▶ _GIVEN EXERCISE_
Using the data below, repeat all of it precisely.

▶ _DATA PROVIDED_
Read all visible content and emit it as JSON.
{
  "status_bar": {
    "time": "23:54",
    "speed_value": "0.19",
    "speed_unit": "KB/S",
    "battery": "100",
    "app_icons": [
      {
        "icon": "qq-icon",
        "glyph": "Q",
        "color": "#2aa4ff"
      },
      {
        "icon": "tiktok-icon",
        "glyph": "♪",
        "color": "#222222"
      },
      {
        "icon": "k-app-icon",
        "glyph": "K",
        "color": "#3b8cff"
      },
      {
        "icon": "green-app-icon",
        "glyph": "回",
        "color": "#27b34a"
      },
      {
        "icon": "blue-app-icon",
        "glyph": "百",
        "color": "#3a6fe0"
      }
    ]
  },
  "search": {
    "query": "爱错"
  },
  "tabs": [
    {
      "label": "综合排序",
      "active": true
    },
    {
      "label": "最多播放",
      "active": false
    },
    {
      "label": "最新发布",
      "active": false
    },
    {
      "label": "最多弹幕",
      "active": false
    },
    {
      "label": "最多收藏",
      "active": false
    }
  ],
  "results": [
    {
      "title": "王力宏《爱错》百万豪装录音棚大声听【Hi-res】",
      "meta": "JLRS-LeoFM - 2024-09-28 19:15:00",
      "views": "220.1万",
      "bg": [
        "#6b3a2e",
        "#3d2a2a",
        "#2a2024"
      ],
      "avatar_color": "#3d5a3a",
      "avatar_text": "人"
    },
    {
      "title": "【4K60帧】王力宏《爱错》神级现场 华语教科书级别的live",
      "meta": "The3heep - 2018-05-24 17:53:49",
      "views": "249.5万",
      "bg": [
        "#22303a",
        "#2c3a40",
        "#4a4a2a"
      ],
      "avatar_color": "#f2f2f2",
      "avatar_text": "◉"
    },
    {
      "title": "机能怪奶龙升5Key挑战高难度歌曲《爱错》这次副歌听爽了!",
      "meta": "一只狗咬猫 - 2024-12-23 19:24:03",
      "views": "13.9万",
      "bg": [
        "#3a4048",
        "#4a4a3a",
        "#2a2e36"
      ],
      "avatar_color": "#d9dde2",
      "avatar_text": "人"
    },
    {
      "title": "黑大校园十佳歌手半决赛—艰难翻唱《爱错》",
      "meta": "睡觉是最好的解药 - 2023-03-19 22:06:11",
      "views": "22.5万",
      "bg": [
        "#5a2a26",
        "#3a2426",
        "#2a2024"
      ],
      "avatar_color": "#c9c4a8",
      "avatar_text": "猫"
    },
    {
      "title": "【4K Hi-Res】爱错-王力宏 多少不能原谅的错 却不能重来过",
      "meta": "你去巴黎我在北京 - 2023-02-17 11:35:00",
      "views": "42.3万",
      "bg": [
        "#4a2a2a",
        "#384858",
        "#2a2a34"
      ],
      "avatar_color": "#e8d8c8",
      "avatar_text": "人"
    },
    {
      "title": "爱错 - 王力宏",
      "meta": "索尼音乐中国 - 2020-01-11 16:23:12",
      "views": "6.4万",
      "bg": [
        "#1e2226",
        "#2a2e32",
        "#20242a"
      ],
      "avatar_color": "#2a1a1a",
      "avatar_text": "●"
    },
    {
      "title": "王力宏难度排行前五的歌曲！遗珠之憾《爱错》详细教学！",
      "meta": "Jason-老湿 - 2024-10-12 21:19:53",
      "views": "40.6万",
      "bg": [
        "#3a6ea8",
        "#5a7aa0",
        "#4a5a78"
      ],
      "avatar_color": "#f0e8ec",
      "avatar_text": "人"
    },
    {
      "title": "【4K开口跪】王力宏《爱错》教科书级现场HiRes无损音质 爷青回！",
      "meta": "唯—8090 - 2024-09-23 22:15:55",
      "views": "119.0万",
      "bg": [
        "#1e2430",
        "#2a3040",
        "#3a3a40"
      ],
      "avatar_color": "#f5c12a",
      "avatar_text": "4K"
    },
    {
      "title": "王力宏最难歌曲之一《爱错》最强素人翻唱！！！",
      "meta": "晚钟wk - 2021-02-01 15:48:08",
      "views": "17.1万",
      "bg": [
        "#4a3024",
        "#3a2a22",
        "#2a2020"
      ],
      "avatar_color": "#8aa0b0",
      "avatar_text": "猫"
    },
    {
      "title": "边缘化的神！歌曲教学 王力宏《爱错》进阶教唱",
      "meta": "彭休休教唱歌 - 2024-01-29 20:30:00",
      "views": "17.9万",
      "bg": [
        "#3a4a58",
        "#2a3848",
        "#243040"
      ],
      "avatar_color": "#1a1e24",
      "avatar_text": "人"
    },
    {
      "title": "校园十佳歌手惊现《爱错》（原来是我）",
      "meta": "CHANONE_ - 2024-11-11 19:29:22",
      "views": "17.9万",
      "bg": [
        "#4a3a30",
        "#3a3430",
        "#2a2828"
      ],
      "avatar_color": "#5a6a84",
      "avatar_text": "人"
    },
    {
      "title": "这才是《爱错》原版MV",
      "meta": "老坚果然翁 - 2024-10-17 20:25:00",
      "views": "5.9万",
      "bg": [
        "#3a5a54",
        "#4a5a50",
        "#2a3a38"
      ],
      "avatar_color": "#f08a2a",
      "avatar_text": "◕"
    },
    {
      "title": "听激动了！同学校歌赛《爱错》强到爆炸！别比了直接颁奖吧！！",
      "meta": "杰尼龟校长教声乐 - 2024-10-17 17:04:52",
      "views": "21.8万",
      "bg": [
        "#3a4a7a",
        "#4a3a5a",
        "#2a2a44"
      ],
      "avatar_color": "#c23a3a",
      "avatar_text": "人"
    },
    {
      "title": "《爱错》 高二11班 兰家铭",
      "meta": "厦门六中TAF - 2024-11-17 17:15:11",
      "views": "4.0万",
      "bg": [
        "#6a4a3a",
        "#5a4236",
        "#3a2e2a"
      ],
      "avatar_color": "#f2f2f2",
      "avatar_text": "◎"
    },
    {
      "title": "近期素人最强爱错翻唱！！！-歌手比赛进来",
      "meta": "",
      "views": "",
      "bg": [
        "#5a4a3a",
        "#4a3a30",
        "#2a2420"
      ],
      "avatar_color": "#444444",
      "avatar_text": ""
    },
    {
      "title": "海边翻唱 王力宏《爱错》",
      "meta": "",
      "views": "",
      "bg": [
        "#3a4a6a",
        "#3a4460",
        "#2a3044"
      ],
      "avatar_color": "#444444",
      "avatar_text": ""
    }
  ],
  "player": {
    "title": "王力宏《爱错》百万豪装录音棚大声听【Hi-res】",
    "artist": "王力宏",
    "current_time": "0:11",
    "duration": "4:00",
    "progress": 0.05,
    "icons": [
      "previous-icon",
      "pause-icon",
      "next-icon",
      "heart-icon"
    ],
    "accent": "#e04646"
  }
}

▶ _THE ANSWER_
Read all visible content and emit it as JSON.
{
  "status_bar": {
    "time": "23:54",
    "speed_value": "0.19",
    "speed_unit": "KB/S",
    "battery": "100",
    "app_icons": [
      {
        "icon": "qq-icon",
        "glyph": "Q",
        "color": "#2aa4ff"
      },
      {
        "icon": "tiktok-icon",
        "glyph": "♪",
        "color": "#222222"
      },
      {
        "icon": "k-app-icon",
        "glyph": "K",
        "color": "#3b8cff"
      },
      {
        "icon": "green-app-icon",
        "glyph": "回",
        "color": "#27b34a"
      },
      {
        "icon": "blue-app-icon",
        "glyph": "百",
        "color": "#3a6fe0"
      }
    ]
  },
  "search": {
    "query": "爱错"
  },
  "tabs": [
    {
      "label": "综合排序",
      "active": true
    },
    {
      "label": "最多播放",
      "active": false
    },
    {
      "label": "最新发布",
      "active": false
    },
    {
      "label": "最多弹幕",
      "active": false
    },
    {
      "label": "最多收藏",
      "active": false
    }
  ],
  "results": [
    {
      "title": "王力宏《爱错》百万豪装录音棚大声听【Hi-res】",
      "meta": "JLRS-LeoFM - 2024-09-28 19:15:00",
      "views": "220.1万",
      "bg": [
        "#6b3a2e",
        "#3d2a2a",
        "#2a2024"
      ],
      "avatar_color": "#3d5a3a",
      "avatar_text": "人"
    },
    {
      "title": "【4K60帧】王力宏《爱错》神级现场 华语教科书级别的live",
      "meta": "The3heep - 2018-05-24 17:53:49",
      "views": "249.5万",
      "bg": [
        "#22303a",
        "#2c3a40",
        "#4a4a2a"
      ],
      "avatar_color": "#f2f2f2",
      "avatar_text": "◉"
    },
    {
      "title": "机能怪奶龙升5Key挑战高难度歌曲《爱错》这次副歌听爽了!",
      "meta": "一只狗咬猫 - 2024-12-23 19:24:03",
      "views": "13.9万",
      "bg": [
        "#3a4048",
        "#4a4a3a",
        "#2a2e36"
      ],
      "avatar_color": "#d9dde2",
      "avatar_text": "人"
    },
    {
      "title": "黑大校园十佳歌手半决赛—艰难翻唱《爱错》",
      "meta": "睡觉是最好的解药 - 2023-03-19 22:06:11",
      "views": "22.5万",
      "bg": [
        "#5a2a26",
        "#3a2426",
        "#2a2024"
      ],
      "avatar_color": "#c9c4a8",
      "avatar_text": "猫"
    },
    {
      "title": "【4K Hi-Res】爱错-王力宏 多少不能原谅的错 却不能重来过",
      "meta": "你去巴黎我在北京 - 2023-02-17 11:35:00",
      "views": "42.3万",
      "bg": [
        "#4a2a2a",
        "#384858",
        "#2a2a34"
      ],
      "avatar_color": "#e8d8c8",
      "avatar_text": "人"
    },
    {
      "title": "爱错 - 王力宏",
      "meta": "索尼音乐中国 - 2020-01-11 16:23:12",
      "views": "6.4万",
      "bg": [
        "#1e2226",
        "#2a2e32",
        "#20242a"
      ],
      "avatar_color": "#2a1a1a",
      "avatar_text": "●"
    },
    {
      "title": "王力宏难度排行前五的歌曲！遗珠之憾《爱错》详细教学！",
      "meta": "Jason-老湿 - 2024-10-12 21:19:53",
      "views": "40.6万",
      "bg": [
        "#3a6ea8",
        "#5a7aa0",
        "#4a5a78"
      ],
      "avatar_color": "#f0e8ec",
      "avatar_text": "人"
    },
    {
      "title": "【4K开口跪】王力宏《爱错》教科书级现场HiRes无损音质 爷青回！",
      "meta": "唯—8090 - 2024-09-23 22:15:55",
      "views": "119.0万",
      "bg": [
        "#1e2430",
        "#2a3040",
        "#3a3a40"
      ],
      "avatar_color": "#f5c12a",
      "avatar_text": "4K"
    },
    {
      "title": "王力宏最难歌曲之一《爱错》最强素人翻唱！！！",
      "meta": "晚钟wk - 2021-02-01 15:48:08",
      "views": "17.1万",
      "bg": [
        "#4a3024",
        "#3a2a22",
        "#2a2020"
      ],
      "avatar_color": "#8aa0b0",
      "avatar_text": "猫"
    },
    {
      "title": "边缘化的神！歌曲教学 王力宏《爱错》进阶教唱",
      "meta": "彭休休教唱歌 - 2024-01-29 20:30:00",
      "views": "17.9万",
      "bg": [
        "#3a4a58",
        "#2a3848",
        "#243040"
      ],
      "avatar_color": "#1a1e24",
      "avatar_text": "人"
    },
    {
      "title": "校园十佳歌手惊现《爱错》（原来是我）",
      "meta": "CHANONE_ - 2024-11-11 19:29:22",
      "views": "17.9万",
      "bg": [
        "#4a3a30",
        "#3a3430",
        "#2a2828"
      ],
      "avatar_color": "#5a6a84",
      "avatar_text": "人"
    },
    {
      "title": "这才是《爱错》原版MV",
      "meta": "老坚果然翁 - 2024-10-17 20:25:00",
      "views": "5.9万",
      "bg": [
        "#3a5a54",
        "#4a5a50",
        "#2a3a38"
      ],
      "avatar_color": "#f08a2a",
      "avatar_text": "◕"
    },
    {
      "title": "听激动了！同学校歌赛《爱错》强到爆炸！别比了直接颁奖吧！！",
      "meta": "杰尼龟校长教声乐 - 2024-10-17 17:04:52",
      "views": "21.8万",
      "bg": [
        "#3a4a7a",
        "#4a3a5a",
        "#2a2a44"
      ],
      "avatar_color": "#c23a3a",
      "avatar_text": "人"
    },
    {
      "title": "《爱错》 高二11班 兰家铭",
      "meta": "厦门六中TAF - 2024-11-17 17:15:11",
      "views": "4.0万",
      "bg": [
        "#6a4a3a",
        "#5a4236",
        "#3a2e2a"
      ],
      "avatar_color": "#f2f2f2",
      "avatar_text": "◎"
    },
    {
      "title": "近期素人最强爱错翻唱！！！-歌手比赛进来",
      "meta": "",
      "views": "",
      "bg": [
        "#5a4a3a",
        "#4a3a30",
        "#2a2420"
      ],
      "avatar_color": "#444444",
      "avatar_text": ""
    },
    {
      "title": "海边翻唱 王力宏《爱错》",
      "meta": "",
      "views": "",
      "bg": [
        "#3a4a6a",
        "#3a4460",
        "#2a3044"
      ],
      "avatar_color": "#444444",
      "avatar_text": ""
    }
  ],
  "player": {
    "title": "王力宏《爱错》百万豪装录音棚大声听【Hi-res】",
    "artist": "王力宏",
    "current_time": "0:11",
    "duration": "4:00",
    "progress": 0.05,
    "icons": [
      "previous-icon",
      "pause-icon",
      "next-icon",
      "heart-icon"
    ],
    "accent": "#e04646"
  }
}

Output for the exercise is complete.